**Activity list:**
• A. Answer these questions about the engine design notes:
(i) How many bits per color channel are used to represent color?
(ii) In which file is filterEnabled set to true to turn on the RGB filter effect?
(iii) What kind of bounding boxes does the collision resolution algorithm assume all objects have?
• B. Can you reproduce the engine design notes, starting with "Of particular note" and going on through "caller and callee."?
• C. Can you carry on the engine design notes from the point where they stop?

Of particular note is the codebase's tendency to avoid memory allocation and deallocation as often as possible. This is to avoid the slowdown associated with the act of allocating and deallocating memory, and the avoid depending on JS garbage collection, which wouldn't be available in low-level environments. To achieve this, initialization creates objects in advance of their use and keeps them in pools. Code passes around references to objects in the pools, and marks the objects as being in use or not in various ways depending on the type of object in question.
Additionally, closures are typically avoided whenever possible. For closure-like use cases, module-level variables are used as transports between a caller and callee.
The rendering engine is based on a the pursuit of a unique aesthetic using a few core concepts:
- Only use basic 2D geometry functions for drawing, even for 3D objects. (Primarily rectangles.)
- Use a coordinate system based on a unit that is meaningful to the physics engine: Grid cells.
- Use the lowest resolution possible. Canvas resolution based on the number of pixels in a cell, not the other way around.**
- Represent colors in the lowest bit depth possible. Currently, color is represented using 9-bit color (3 bits per color channel) for every object drawn to the screen, and no alpha transparency is used. Lighting effects are achieved by choosing a different color for a rectangle out of the possible 9-bit color palette based on distance from the camera and the object's "base" color.
There is support for an RGB filter effect in the rendering engine, but it is disabled by default because initializing it causes tremendous lag and it doesn't look great anyway. To enable it, set filterEnabled
to true
inside of src/draw2d.js
. In the future this effect may be improved, or else removed entirely.
The physics engine is based on AABB cubes and cubic intersection math. The collision resolution algorithm uses techniques that assume that all objects have axis-aligned bounding boxes.

Data entries

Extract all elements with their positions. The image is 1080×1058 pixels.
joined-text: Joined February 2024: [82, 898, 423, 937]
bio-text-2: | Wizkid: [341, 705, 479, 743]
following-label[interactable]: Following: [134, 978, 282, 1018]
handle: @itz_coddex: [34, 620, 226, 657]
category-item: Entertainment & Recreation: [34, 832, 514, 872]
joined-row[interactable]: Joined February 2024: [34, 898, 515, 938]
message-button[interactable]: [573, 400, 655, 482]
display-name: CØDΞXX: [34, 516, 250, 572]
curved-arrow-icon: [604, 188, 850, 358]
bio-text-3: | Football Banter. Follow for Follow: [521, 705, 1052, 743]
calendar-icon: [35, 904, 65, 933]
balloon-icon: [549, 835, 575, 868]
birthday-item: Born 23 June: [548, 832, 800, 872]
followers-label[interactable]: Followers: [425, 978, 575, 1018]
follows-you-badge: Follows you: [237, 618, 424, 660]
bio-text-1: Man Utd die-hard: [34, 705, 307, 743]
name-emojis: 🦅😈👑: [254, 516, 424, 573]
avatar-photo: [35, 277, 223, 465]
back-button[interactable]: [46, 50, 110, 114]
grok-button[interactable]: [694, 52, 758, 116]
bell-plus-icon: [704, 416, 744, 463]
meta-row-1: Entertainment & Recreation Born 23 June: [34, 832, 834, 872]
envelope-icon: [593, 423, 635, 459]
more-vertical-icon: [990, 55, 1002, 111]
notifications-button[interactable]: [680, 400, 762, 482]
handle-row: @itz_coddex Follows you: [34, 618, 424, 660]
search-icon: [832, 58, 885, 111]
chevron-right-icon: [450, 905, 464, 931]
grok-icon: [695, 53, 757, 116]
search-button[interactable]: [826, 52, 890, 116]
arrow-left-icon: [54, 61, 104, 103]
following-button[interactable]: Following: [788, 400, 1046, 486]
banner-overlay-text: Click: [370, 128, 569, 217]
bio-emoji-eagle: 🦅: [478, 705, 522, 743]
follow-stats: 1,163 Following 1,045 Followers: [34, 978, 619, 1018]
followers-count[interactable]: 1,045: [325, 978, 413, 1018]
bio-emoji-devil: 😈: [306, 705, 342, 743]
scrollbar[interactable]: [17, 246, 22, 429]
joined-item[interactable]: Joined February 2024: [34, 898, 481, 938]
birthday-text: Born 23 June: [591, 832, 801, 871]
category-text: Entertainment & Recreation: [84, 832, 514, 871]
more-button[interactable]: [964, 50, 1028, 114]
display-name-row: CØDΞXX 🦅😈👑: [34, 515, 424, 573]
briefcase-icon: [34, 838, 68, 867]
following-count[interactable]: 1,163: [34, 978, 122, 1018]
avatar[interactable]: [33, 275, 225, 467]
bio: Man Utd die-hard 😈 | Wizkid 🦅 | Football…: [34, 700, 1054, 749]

**Responses by task:**
• A.
(i) 3 bits per color channel (9-bit color).
(ii) src/draw2d.js
(iii) Axis-aligned bounding boxes.

• B.
Of particular note is the codebase's tendency to avoid memory allocation and deallocation as often as possible. This is to avoid the slowdown associated with the act of allocating and deallocating memory, and the avoid depending on JS garbage collection, which wouldn't be available in low-level environments. To achieve this, initialization creates objects in advance of their use and keeps them in pools. Code passes around references to objects in the pools, and marks the objects as being in use or not in various ways depending on the type of object in question.
Additionally, closures are typically avoided whenever possible. For closure-like use cases, module-level variables are used as transports between a caller and callee.

• C.
There are limited forces at play on any given object. Player vertical movement uses a current vertical velocity value. A simple force of gravity changes velocity over time. Jumping is achieved simply by setting the player's vertical velocity to a specific value. Horizontal movement on the x and z axises is achieved by directly changing player position relative to their current position.
There is no universal, central physics controller. Instead, any necessary physics calculations are performed by objects according to what calculations that particular object type should experience, and interactions between objects are also handled by the objects with regard to other objects of specific types. For example, the player logic explicitly checks for collisions with walls, but the coin logic looks for collisions with the player. An update function must be added to the game's main update loop for each type of object.
- Add sound based on web audio contexts
- Enhance the level editor to allow objects to be placed in 3D
- Add support for saving levels to local filesystem
- Add support for loading levels from the filesystem
- Enemies, health, and attacks
- Camera following
- Camera boundaries
- Camera boundary editing in level editor
- Maintain canvas aspect ratio for all window sizes
- Find a use for coins
- Add HUD to show coin count and health
This software is released under the MIT license.